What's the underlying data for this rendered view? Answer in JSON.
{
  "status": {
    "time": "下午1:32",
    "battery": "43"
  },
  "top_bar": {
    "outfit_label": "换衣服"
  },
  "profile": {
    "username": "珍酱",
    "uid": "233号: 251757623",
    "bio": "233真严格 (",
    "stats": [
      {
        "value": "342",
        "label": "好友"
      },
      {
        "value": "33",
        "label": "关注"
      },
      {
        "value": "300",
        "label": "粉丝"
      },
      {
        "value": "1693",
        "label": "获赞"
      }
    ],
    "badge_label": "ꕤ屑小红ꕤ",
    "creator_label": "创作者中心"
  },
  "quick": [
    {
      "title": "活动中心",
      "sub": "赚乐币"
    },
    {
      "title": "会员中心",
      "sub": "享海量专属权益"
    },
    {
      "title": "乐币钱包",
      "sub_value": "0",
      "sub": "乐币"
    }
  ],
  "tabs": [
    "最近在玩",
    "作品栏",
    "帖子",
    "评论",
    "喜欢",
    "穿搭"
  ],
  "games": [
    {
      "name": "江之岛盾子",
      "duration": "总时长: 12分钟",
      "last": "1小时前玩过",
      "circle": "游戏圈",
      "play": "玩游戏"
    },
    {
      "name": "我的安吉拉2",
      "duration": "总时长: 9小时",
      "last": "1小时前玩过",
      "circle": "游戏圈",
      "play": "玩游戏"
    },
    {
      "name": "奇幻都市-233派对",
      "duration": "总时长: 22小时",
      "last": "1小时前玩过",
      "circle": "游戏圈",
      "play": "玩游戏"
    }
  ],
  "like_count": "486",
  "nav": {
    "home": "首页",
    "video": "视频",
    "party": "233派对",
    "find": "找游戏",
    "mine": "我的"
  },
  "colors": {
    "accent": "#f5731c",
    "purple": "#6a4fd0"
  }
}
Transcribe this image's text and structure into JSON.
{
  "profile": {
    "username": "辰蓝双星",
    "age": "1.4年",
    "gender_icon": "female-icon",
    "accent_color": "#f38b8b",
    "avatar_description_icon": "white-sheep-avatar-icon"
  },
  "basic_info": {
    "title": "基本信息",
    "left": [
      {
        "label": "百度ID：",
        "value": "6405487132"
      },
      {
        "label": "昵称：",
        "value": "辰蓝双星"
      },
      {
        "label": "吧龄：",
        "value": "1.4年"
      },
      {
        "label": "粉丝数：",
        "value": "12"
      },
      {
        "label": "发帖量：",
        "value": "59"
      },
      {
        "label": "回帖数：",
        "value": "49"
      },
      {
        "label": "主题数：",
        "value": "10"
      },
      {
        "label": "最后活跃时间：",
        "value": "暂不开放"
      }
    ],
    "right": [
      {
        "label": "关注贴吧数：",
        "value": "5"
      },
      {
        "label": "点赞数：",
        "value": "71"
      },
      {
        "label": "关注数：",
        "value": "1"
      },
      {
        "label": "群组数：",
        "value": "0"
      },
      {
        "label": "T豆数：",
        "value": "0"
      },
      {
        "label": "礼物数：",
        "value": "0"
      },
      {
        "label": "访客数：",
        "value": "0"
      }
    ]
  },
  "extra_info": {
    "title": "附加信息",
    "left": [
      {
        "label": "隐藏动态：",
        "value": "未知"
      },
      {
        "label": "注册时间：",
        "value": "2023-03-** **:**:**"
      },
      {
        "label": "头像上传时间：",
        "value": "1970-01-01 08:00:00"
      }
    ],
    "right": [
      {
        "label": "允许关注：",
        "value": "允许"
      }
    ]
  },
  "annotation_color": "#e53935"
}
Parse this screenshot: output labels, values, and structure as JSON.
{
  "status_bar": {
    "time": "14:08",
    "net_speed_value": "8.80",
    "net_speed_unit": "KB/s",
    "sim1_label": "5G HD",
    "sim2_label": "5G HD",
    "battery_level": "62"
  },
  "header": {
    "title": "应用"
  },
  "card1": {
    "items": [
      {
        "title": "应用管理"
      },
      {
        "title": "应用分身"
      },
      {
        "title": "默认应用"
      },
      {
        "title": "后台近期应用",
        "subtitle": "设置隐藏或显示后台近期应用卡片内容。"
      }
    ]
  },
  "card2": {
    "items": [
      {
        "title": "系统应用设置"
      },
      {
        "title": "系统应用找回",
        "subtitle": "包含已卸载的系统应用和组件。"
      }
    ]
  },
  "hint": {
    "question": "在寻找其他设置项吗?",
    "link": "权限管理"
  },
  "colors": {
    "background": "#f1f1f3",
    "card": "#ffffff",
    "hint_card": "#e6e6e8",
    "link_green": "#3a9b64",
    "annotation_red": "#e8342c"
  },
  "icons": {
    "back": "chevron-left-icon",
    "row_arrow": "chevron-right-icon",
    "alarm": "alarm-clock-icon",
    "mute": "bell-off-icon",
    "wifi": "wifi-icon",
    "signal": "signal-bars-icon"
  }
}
※ ※ ※
• Problem to work on
How many lines in the records above contain the word "duration"? Reply with the number alone.

• Task output
3